== Given exercise ==
Please transcribe the listing below in full and word for word, without its pictures.

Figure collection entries
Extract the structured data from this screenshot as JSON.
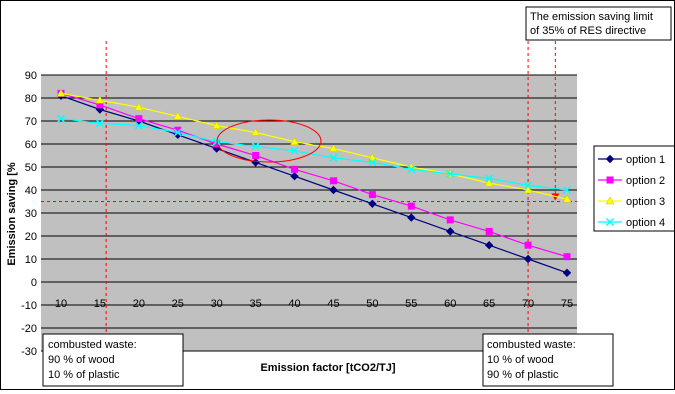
{
  "chart_data": {
    "type": "line",
    "title": "",
    "xlabel": "Emission factor [tCO2/TJ]",
    "ylabel": "Emission saving [%",
    "x": [
      10,
      15,
      20,
      25,
      30,
      35,
      40,
      45,
      50,
      55,
      60,
      65,
      70,
      75
    ],
    "x_ticks": [
      "10",
      "15",
      "20",
      "25",
      "30",
      "35",
      "40",
      "45",
      "50",
      "55",
      "60",
      "65",
      "70",
      "75"
    ],
    "ylim": [
      -30,
      90
    ],
    "y_ticks": [
      "90",
      "80",
      "70",
      "60",
      "50",
      "40",
      "30",
      "20",
      "10",
      "0",
      "-10",
      "-20",
      "-30"
    ],
    "y_tick_values": [
      90,
      80,
      70,
      60,
      50,
      40,
      30,
      20,
      10,
      0,
      -10,
      -20,
      -30
    ],
    "grid": true,
    "plot_background": "#c0c0c0",
    "legend_position": "right",
    "series": [
      {
        "name": "option 1",
        "color": "#000080",
        "marker": "diamond",
        "values": [
          81,
          75,
          70,
          64,
          58,
          52,
          46,
          40,
          34,
          28,
          22,
          16,
          10,
          4
        ]
      },
      {
        "name": "option 2",
        "color": "#ff00ff",
        "marker": "square",
        "values": [
          82,
          77,
          71,
          66,
          60,
          55,
          49,
          44,
          38,
          33,
          27,
          22,
          16,
          11
        ]
      },
      {
        "name": "option 3",
        "color": "#ffff00",
        "marker": "triangle",
        "values": [
          82,
          79,
          76,
          72,
          68,
          65,
          61,
          58,
          54,
          50,
          47,
          43,
          40,
          36
        ]
      },
      {
        "name": "option 4",
        "color": "#00ffff",
        "marker": "x",
        "values": [
          71,
          69,
          68,
          65,
          61,
          59,
          57,
          54,
          52,
          49,
          47,
          45,
          42,
          40
        ]
      }
    ],
    "threshold_line": {
      "y": 35,
      "color": "#ff0000"
    },
    "vertical_markers": [
      {
        "x": 15.8,
        "color": "#ff0000"
      },
      {
        "x": 70,
        "color": "#ff0000"
      }
    ],
    "annotations": {
      "limit_lines": [
        "The emission saving limit",
        "of 35% of RES directive"
      ],
      "left_box_lines": [
        "combusted waste:",
        "90 % of wood",
        "10 % of plastic"
      ],
      "right_box_lines": [
        "combusted waste:",
        "10 % of wood",
        "90 % of plastic"
      ]
    }
  }
}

== Result for this exercise ==
Extract the structured data from this screenshot as JSON.
{
  "chart_data": {
    "type": "line",
    "title": "",
    "xlabel": "Emission factor [tCO2/TJ]",
    "ylabel": "Emission saving [%",
    "x": [
      10,
      15,
      20,
      25,
      30,
      35,
      40,
      45,
      50,
      55,
      60,
      65,
      70,
      75
    ],
    "x_ticks": [
      "10",
      "15",
      "20",
      "25",
      "30",
      "35",
      "40",
      "45",
      "50",
      "55",
      "60",
      "65",
      "70",
      "75"
    ],
    "ylim": [
      -30,
      90
    ],
    "y_ticks": [
      "90",
      "80",
      "70",
      "60",
      "50",
      "40",
      "30",
      "20",
      "10",
      "0",
      "-10",
      "-20",
      "-30"
    ],
    "y_tick_values": [
      90,
      80,
      70,
      60,
      50,
      40,
      30,
      20,
      10,
      0,
      -10,
      -20,
      -30
    ],
    "grid": true,
    "plot_background": "#c0c0c0",
    "legend_position": "right",
    "series": [
      {
        "name": "option 1",
        "color": "#000080",
        "marker": "diamond",
        "values": [
          81,
          75,
          70,
          64,
          58,
          52,
          46,
          40,
          34,
          28,
          22,
          16,
          10,
          4
        ]
      },
      {
        "name": "option 2",
        "color": "#ff00ff",
        "marker": "square",
        "values": [
          82,
          77,
          71,
          66,
          60,
          55,
          49,
          44,
          38,
          33,
          27,
          22,
          16,
          11
        ]
      },
      {
        "name": "option 3",
        "color": "#ffff00",
        "marker": "triangle",
        "values": [
          82,
          79,
          76,
          72,
          68,
          65,
          61,
          58,
          54,
          50,
          47,
          43,
          40,
          36
        ]
      },
      {
        "name": "option 4",
        "color": "#00ffff",
        "marker": "x",
        "values": [
          71,
          69,
          68,
          65,
          61,
          59,
          57,
          54,
          52,
          49,
          47,
          45,
          42,
          40
        ]
      }
    ],
    "threshold_line": {
      "y": 35,
      "color": "#ff0000"
    },
    "vertical_markers": [
      {
        "x": 15.8,
        "color": "#ff0000"
      },
      {
        "x": 70,
        "color": "#ff0000"
      }
    ],
    "annotations": {
      "limit_lines": [
        "The emission saving limit",
        "of 35% of RES directive"
      ],
      "left_box_lines": [
        "combusted waste:",
        "90 % of wood",
        "10 % of plastic"
      ],
      "right_box_lines": [
        "combusted waste:",
        "10 % of wood",
        "90 % of plastic"
      ]
    }
  }
}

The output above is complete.